**EXERCISE DESCRIPTION:**
Search the records for the word "times" and pick out every line that has it.

-*-

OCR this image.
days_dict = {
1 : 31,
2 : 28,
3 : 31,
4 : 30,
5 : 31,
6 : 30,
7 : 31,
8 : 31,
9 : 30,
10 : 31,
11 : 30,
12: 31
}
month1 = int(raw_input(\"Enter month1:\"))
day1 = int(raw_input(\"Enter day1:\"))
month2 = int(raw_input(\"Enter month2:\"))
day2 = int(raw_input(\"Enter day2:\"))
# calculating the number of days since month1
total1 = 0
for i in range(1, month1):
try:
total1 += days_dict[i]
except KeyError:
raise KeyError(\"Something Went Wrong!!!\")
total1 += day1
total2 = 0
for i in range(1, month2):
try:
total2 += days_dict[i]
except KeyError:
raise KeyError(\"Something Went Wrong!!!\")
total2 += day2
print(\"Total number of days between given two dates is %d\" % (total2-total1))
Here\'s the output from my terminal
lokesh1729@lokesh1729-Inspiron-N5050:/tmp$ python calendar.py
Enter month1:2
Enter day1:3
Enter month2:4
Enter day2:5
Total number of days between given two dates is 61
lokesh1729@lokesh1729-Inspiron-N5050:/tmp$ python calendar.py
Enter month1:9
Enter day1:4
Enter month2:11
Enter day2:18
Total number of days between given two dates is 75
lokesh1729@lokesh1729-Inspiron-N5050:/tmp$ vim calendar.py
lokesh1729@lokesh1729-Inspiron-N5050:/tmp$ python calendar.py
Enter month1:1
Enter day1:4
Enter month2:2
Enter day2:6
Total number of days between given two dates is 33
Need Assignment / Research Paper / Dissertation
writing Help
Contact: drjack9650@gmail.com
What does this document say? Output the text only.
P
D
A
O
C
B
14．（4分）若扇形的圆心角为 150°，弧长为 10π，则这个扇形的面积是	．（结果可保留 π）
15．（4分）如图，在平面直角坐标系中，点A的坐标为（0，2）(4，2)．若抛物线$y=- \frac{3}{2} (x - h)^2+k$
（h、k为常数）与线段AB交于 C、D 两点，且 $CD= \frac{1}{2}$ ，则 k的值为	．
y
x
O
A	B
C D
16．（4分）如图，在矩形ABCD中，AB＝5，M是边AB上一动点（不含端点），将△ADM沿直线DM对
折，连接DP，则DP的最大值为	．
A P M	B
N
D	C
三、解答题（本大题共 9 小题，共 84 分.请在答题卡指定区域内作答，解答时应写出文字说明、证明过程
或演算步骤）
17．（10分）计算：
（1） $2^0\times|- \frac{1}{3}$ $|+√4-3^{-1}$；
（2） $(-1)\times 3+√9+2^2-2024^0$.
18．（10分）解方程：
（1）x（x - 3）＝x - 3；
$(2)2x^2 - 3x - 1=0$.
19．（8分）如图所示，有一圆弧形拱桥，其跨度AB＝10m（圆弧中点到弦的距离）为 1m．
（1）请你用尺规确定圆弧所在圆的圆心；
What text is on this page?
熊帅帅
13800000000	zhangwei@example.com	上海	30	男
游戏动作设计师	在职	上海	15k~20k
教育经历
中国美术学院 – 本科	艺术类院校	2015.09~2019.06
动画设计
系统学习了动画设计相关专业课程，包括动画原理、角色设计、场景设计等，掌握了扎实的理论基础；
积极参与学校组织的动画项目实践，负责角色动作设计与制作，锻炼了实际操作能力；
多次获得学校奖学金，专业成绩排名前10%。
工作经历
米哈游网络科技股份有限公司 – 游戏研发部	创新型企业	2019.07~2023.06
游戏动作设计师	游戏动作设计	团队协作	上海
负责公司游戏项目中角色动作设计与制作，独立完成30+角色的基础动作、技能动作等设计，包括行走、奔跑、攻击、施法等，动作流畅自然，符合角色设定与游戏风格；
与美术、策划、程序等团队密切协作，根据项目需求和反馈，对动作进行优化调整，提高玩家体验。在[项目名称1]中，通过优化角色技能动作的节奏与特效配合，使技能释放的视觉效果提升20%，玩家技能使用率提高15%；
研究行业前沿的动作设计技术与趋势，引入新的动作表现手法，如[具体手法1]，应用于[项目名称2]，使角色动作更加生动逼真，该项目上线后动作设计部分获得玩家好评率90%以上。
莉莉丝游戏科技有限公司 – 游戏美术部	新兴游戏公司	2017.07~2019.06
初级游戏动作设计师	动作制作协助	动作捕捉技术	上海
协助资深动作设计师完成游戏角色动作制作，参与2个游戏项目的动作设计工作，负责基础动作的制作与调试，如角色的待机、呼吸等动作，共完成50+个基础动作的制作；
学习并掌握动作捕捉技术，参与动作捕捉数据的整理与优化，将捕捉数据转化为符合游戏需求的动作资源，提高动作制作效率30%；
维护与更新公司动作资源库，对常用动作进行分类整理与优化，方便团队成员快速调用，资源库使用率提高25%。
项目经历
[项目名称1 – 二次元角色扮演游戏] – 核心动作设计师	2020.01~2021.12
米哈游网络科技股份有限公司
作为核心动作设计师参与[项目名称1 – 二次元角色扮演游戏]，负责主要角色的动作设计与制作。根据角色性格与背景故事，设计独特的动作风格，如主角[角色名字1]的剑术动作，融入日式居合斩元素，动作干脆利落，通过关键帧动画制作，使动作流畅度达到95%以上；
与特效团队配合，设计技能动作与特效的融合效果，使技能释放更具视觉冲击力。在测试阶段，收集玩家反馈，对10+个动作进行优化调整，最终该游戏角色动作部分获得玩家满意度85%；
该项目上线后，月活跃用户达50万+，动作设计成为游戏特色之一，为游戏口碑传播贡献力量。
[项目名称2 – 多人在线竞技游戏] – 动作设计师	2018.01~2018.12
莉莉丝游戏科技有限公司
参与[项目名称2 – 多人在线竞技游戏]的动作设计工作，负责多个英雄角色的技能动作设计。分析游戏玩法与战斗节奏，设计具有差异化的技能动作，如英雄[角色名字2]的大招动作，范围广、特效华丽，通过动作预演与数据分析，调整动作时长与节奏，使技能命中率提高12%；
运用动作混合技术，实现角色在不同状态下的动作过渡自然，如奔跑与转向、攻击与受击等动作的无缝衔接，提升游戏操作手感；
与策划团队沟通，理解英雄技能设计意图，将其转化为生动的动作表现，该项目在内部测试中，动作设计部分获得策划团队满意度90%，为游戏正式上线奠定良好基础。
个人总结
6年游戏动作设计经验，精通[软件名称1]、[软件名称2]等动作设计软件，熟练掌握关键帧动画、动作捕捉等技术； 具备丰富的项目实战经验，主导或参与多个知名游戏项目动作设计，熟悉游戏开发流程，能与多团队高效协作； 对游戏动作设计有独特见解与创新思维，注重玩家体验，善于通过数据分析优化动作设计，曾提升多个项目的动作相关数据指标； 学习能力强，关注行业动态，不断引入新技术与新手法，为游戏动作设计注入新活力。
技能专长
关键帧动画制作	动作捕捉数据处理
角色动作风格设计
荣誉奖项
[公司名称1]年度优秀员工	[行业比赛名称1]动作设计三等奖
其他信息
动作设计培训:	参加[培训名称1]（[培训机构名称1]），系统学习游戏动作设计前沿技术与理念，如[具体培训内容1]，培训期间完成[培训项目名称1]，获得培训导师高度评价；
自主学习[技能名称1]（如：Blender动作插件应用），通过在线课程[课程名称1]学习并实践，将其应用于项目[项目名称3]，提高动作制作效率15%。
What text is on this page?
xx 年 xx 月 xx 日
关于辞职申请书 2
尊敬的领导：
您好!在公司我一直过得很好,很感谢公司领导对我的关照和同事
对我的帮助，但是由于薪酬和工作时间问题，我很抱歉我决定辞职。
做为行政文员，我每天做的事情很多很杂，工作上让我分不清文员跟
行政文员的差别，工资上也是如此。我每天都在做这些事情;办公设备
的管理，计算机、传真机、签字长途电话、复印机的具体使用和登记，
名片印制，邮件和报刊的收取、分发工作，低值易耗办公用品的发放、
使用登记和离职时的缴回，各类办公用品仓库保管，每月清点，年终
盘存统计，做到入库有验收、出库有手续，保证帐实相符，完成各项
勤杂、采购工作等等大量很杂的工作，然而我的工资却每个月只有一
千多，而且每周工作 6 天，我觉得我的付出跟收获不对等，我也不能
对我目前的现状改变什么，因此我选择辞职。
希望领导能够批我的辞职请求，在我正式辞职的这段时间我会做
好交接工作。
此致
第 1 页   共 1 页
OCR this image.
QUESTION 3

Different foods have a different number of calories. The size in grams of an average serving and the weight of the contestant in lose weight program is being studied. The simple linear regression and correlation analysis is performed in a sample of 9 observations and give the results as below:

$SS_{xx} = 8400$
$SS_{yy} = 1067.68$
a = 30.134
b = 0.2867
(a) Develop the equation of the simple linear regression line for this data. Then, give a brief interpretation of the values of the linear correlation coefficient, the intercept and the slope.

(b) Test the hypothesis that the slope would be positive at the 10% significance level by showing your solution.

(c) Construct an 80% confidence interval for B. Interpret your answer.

-*-

**SOLVED PROBLEM:**
（1） $2^0\times|- \frac{1}{3}$ $|+√4-3^{-1}$；
（2） $(-1)\times 3+√9+2^2-2024^0$.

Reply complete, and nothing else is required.